- Document:

The callback is passed a structure which contains the location within the CDB database that contains the key and value. The keys and values are not presented in any specific order and the order should not be expected to stay the same between calls.
To read either a key or a value you must call "cdb_seek" before calling "cdb_read" yourself.
Passing in NULL is allowed and is not a No-Operation, it can be used to effectively check the integrity of the database.
- cdb_read_word_pair
To be used on a database opened up in read-mode only. This function is a helper function that strictly does not need to exist, it is used for reading two "cdb_word_t" values from the database. This can be useful for the library user for more detailed analysis of the database than would normally be possible, many values within the database are stored as two "cdb_word_t" values. Looking inside this read-only database is not discouraged and the file format is well documented.
This function does not call "cdb_seek", that must be called before hand to seek to the desired file location. The file position will be updated to point after the two read values.
- cdb_get
This function populates the "value" structure if the "key" is found within the CDB database. The members of "value" will be set to zero if a key is not found, if it is found the position will be non-zero, although the length may be zero.
Note that this function does not actually retrieve the key and put it into a buffer, there is a very good reason for that. It would be easy enough to make such a function given the functions present in this API, however in order to make such a function it would have to do the following; allocate enough space to store the value, read the value off of disk and then return the result. This has massive performance implications. Imagine if a large value is stored in the database, say a 1GiB value, this would mean at least 1GiB of memory would need to be allocated, it would also mean all of the file buffers would have been flushed and refilled, and all of that data would need to be copied from disk to memory. This might be desired, it might also be very wasteful, especially if only a fraction of the value is actually needed (say the first few hundred bytes). Whether this is wasteful depends entirely on your workload and use-cases for the database.

- Exercise brief:
Name every function that the CDB documentation mentions. These rows have no connection to the text above.

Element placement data

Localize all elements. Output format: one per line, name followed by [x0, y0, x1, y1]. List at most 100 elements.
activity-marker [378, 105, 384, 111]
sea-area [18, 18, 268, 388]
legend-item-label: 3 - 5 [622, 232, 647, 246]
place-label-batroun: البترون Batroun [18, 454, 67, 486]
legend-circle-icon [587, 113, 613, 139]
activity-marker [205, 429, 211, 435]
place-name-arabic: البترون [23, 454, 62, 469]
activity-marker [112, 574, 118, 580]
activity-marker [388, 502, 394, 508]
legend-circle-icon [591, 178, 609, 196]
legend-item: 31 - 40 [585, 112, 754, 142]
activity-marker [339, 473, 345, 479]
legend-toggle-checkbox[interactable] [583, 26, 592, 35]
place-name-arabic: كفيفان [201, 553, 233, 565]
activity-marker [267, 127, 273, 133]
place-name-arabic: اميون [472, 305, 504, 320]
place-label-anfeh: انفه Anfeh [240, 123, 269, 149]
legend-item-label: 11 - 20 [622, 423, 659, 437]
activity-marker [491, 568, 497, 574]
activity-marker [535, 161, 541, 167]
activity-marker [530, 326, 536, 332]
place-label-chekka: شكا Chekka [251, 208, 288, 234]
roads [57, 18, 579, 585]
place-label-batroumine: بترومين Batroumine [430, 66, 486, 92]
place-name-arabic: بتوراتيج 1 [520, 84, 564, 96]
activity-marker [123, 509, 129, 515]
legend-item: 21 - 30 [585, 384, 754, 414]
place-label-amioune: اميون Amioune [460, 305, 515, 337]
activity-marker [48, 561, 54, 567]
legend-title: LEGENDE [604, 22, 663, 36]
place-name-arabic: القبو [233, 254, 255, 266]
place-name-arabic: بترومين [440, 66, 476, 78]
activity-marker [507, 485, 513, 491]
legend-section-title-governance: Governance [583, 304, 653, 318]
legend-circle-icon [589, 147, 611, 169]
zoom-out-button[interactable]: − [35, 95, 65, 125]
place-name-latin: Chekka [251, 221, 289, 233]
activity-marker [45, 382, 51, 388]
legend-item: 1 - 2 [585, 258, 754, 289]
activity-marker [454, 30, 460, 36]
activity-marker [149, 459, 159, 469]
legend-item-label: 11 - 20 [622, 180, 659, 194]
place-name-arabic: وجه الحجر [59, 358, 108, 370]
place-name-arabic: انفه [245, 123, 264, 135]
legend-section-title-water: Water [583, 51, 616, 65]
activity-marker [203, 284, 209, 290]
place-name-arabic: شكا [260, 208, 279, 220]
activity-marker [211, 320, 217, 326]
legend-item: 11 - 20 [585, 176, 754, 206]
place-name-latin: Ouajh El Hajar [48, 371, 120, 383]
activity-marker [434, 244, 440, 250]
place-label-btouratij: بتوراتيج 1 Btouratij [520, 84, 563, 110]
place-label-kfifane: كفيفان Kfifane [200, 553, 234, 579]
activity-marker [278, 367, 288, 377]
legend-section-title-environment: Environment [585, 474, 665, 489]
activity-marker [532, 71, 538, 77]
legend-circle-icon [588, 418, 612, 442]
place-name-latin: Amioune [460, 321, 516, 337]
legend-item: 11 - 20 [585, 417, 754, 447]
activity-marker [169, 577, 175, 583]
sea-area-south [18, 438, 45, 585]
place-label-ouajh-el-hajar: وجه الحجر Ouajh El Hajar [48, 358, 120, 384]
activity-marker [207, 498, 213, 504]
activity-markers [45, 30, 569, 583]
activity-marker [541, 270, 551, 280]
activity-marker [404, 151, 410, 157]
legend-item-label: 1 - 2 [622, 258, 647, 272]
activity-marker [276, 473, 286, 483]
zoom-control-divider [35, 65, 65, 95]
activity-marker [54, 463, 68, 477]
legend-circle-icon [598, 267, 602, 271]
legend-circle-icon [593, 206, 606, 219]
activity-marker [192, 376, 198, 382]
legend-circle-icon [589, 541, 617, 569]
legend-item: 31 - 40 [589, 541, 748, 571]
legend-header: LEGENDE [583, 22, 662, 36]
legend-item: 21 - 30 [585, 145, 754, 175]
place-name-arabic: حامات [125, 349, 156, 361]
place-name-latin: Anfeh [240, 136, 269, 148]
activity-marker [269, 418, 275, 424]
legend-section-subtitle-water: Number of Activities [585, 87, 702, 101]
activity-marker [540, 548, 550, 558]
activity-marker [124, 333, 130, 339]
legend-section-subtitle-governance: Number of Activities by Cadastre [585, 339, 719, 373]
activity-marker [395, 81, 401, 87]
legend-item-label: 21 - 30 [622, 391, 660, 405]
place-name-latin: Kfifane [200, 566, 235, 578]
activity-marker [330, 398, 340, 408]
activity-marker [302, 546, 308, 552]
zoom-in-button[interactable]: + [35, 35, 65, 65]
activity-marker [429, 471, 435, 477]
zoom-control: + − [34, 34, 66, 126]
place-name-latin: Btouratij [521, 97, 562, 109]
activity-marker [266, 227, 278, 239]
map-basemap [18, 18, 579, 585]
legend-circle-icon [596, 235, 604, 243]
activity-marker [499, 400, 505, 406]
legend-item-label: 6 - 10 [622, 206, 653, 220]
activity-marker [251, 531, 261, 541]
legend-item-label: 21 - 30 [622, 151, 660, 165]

- Solution to the problem:
cdb_seek, cdb_read, cdb_read_word_pair, cdb_get